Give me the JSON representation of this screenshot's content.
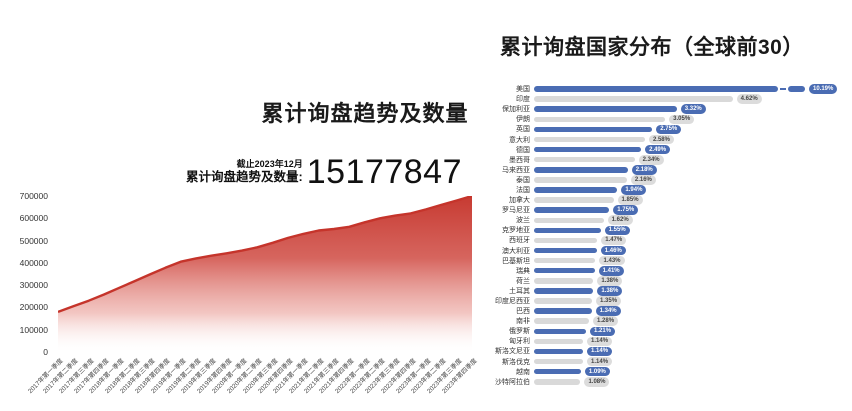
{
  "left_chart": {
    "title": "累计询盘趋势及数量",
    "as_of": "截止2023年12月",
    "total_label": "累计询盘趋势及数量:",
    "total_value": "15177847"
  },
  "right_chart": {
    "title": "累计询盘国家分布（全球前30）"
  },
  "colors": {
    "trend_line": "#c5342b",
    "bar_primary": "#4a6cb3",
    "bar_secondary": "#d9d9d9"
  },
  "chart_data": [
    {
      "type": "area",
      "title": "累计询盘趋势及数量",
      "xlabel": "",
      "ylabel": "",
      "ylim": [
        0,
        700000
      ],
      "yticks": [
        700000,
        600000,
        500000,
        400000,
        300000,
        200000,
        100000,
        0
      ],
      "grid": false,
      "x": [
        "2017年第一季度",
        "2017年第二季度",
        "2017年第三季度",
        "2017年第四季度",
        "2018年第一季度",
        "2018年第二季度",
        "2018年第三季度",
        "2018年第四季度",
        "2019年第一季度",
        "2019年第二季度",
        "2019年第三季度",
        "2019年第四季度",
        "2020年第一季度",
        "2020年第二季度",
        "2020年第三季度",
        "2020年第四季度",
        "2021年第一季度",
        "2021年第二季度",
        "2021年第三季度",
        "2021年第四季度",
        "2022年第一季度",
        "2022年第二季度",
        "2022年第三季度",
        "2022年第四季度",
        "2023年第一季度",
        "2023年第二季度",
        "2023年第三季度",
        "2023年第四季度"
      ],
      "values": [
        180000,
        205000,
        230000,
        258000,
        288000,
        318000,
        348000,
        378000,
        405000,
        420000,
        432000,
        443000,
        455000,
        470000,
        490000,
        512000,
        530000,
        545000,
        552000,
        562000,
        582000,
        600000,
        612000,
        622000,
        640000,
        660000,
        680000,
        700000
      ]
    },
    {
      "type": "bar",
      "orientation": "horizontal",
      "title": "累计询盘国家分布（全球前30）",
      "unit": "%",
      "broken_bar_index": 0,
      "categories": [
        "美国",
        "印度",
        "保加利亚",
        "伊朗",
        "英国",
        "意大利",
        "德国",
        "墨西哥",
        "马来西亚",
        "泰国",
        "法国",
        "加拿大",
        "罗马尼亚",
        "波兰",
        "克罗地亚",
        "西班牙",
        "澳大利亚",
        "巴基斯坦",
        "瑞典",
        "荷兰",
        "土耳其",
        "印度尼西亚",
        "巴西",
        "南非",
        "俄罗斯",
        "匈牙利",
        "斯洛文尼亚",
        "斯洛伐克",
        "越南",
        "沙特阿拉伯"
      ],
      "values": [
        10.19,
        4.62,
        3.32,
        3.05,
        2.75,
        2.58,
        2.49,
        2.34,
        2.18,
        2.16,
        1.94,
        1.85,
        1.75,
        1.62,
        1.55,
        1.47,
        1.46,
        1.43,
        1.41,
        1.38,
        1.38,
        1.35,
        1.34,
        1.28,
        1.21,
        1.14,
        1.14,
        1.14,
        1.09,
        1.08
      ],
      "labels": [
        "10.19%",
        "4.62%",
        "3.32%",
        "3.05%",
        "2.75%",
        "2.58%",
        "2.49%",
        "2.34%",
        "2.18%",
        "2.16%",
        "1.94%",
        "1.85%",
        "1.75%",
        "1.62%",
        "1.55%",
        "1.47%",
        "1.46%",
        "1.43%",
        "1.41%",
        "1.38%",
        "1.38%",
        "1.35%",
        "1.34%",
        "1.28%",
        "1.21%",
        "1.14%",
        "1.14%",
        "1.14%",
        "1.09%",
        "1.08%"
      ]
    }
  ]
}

---

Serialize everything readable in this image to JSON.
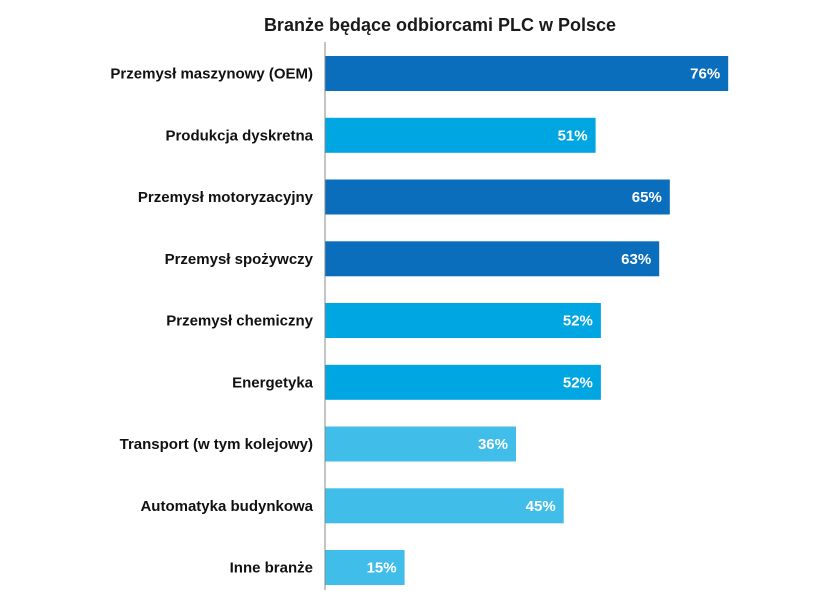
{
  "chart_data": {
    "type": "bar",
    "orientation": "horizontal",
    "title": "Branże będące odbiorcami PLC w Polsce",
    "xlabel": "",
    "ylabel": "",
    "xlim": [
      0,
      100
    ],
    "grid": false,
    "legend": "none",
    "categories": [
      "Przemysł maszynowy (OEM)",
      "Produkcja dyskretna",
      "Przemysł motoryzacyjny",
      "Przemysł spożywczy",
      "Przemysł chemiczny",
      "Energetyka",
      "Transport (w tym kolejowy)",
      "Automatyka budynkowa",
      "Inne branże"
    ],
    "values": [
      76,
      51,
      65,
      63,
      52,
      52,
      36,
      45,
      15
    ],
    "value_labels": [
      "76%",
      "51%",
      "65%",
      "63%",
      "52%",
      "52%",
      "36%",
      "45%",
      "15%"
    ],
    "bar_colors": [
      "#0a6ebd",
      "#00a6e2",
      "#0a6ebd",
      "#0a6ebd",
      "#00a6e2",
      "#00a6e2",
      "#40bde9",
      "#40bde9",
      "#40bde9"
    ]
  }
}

...

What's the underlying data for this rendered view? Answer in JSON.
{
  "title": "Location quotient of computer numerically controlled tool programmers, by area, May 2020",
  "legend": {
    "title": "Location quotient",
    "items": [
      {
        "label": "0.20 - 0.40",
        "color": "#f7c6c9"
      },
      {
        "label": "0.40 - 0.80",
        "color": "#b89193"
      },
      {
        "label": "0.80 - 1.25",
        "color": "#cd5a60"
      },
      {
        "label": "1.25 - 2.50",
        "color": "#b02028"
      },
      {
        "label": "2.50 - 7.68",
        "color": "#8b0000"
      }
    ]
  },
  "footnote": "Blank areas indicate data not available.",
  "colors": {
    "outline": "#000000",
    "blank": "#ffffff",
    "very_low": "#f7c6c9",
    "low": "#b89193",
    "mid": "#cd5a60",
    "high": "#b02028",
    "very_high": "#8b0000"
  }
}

» **WHAT YOU HAVE TO DO**
Report how many lines of the entries hold the word "this". Nothing else is needed.

» **ANSWER TO THE TASK**
3